**Problem statement:** Set down every entry again word for word, please, but skip the pictures.

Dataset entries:
◇ ◇ ◇ ◇
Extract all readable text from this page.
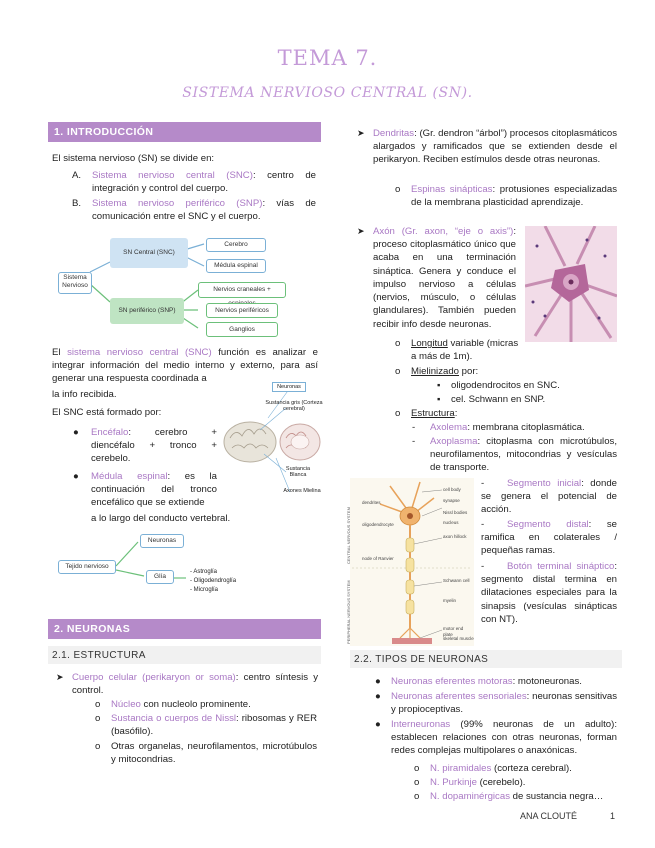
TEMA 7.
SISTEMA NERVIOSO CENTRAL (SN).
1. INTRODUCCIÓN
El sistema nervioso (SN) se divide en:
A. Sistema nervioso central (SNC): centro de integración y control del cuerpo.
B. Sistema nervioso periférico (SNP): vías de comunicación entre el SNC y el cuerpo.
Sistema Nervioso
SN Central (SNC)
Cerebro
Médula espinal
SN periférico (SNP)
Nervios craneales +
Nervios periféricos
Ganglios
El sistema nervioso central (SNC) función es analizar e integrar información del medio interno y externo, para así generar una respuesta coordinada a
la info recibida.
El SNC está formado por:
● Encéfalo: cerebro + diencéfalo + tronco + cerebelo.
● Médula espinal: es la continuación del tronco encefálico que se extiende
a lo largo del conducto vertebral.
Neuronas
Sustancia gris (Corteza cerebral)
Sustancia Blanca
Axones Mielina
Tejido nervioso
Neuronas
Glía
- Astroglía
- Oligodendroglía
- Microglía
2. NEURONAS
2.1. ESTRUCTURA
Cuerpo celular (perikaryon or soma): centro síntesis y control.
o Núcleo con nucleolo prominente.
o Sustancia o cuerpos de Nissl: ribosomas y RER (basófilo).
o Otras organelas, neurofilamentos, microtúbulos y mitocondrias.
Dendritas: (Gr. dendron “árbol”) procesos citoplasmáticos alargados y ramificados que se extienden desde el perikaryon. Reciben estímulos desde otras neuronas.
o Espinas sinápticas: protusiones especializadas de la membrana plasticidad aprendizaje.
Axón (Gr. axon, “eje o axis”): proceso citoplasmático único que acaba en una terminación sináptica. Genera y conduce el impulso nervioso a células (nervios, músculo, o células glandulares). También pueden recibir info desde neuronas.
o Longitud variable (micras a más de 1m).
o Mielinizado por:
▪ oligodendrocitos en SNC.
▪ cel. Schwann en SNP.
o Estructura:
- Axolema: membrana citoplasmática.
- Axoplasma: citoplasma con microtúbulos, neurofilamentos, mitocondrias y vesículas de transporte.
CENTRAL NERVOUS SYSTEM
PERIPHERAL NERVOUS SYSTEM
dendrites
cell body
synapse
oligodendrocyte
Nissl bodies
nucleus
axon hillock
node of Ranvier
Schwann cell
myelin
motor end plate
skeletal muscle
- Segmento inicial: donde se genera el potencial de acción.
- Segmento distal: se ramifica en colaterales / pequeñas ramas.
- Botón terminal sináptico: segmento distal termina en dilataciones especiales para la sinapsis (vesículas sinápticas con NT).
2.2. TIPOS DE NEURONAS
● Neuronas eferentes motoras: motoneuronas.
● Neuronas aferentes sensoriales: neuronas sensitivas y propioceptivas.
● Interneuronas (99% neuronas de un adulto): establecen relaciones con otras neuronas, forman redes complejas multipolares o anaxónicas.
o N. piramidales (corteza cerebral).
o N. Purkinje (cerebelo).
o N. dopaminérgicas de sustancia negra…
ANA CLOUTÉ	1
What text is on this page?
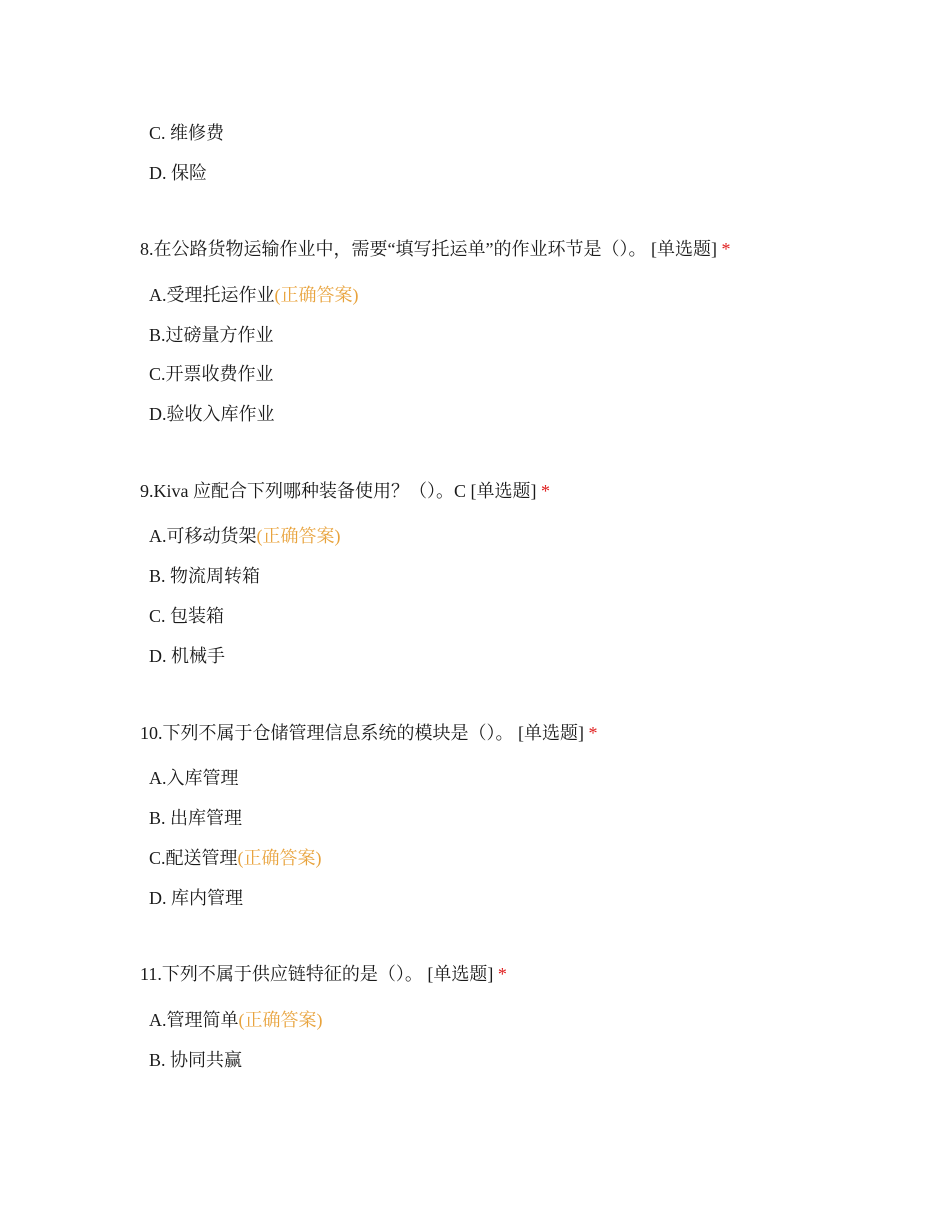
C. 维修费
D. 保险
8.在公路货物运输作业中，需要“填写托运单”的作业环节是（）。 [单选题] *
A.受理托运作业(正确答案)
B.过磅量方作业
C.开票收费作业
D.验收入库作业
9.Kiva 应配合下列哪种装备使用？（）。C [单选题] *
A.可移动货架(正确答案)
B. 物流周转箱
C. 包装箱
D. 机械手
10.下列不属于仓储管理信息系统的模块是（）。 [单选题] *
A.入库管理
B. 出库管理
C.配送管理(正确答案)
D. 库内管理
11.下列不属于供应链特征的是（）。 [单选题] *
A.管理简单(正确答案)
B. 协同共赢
◇ ◇ ◇ ◇
**Solution for this task:**
Extract all readable text from this page.
TEMA 7.
SISTEMA NERVIOSO CENTRAL (SN).
1. INTRODUCCIÓN
El sistema nervioso (SN) se divide en:
A. Sistema nervioso central (SNC): centro de integración y control del cuerpo.
B. Sistema nervioso periférico (SNP): vías de comunicación entre el SNC y el cuerpo.
Sistema Nervioso
SN Central (SNC)
Cerebro
Médula espinal
SN periférico (SNP)
Nervios craneales +
Nervios periféricos
Ganglios
El sistema nervioso central (SNC) función es analizar e integrar información del medio interno y externo, para así generar una respuesta coordinada a
la info recibida.
El SNC está formado por:
● Encéfalo: cerebro + diencéfalo + tronco + cerebelo.
● Médula espinal: es la continuación del tronco encefálico que se extiende
a lo largo del conducto vertebral.
Neuronas
Sustancia gris (Corteza cerebral)
Sustancia Blanca
Axones Mielina
Tejido nervioso
Neuronas
Glía
- Astroglía
- Oligodendroglía
- Microglía
2. NEURONAS
2.1. ESTRUCTURA
Cuerpo celular (perikaryon or soma): centro síntesis y control.
o Núcleo con nucleolo prominente.
o Sustancia o cuerpos de Nissl: ribosomas y RER (basófilo).
o Otras organelas, neurofilamentos, microtúbulos y mitocondrias.
Dendritas: (Gr. dendron “árbol”) procesos citoplasmáticos alargados y ramificados que se extienden desde el perikaryon. Reciben estímulos desde otras neuronas.
o Espinas sinápticas: protusiones especializadas de la membrana plasticidad aprendizaje.
Axón (Gr. axon, “eje o axis”): proceso citoplasmático único que acaba en una terminación sináptica. Genera y conduce el impulso nervioso a células (nervios, músculo, o células glandulares). También pueden recibir info desde neuronas.
o Longitud variable (micras a más de 1m).
o Mielinizado por:
▪ oligodendrocitos en SNC.
▪ cel. Schwann en SNP.
o Estructura:
- Axolema: membrana citoplasmática.
- Axoplasma: citoplasma con microtúbulos, neurofilamentos, mitocondrias y vesículas de transporte.
CENTRAL NERVOUS SYSTEM
PERIPHERAL NERVOUS SYSTEM
dendrites
cell body
synapse
oligodendrocyte
Nissl bodies
nucleus
axon hillock
node of Ranvier
Schwann cell
myelin
motor end plate
skeletal muscle
- Segmento inicial: donde se genera el potencial de acción.
- Segmento distal: se ramifica en colaterales / pequeñas ramas.
- Botón terminal sináptico: segmento distal termina en dilataciones especiales para la sinapsis (vesículas sinápticas con NT).
2.2. TIPOS DE NEURONAS
● Neuronas eferentes motoras: motoneuronas.
● Neuronas aferentes sensoriales: neuronas sensitivas y propioceptivas.
● Interneuronas (99% neuronas de un adulto): establecen relaciones con otras neuronas, forman redes complejas multipolares o anaxónicas.
o N. piramidales (corteza cerebral).
o N. Purkinje (cerebelo).
o N. dopaminérgicas de sustancia negra…
ANA CLOUTÉ	1
What text is on this page?
C. 维修费
D. 保险
8.在公路货物运输作业中，需要“填写托运单”的作业环节是（）。 [单选题] *
A.受理托运作业(正确答案)
B.过磅量方作业
C.开票收费作业
D.验收入库作业
9.Kiva 应配合下列哪种装备使用？（）。C [单选题] *
A.可移动货架(正确答案)
B. 物流周转箱
C. 包装箱
D. 机械手
10.下列不属于仓储管理信息系统的模块是（）。 [单选题] *
A.入库管理
B. 出库管理
C.配送管理(正确答案)
D. 库内管理
11.下列不属于供应链特征的是（）。 [单选题] *
A.管理简单(正确答案)
B. 协同共赢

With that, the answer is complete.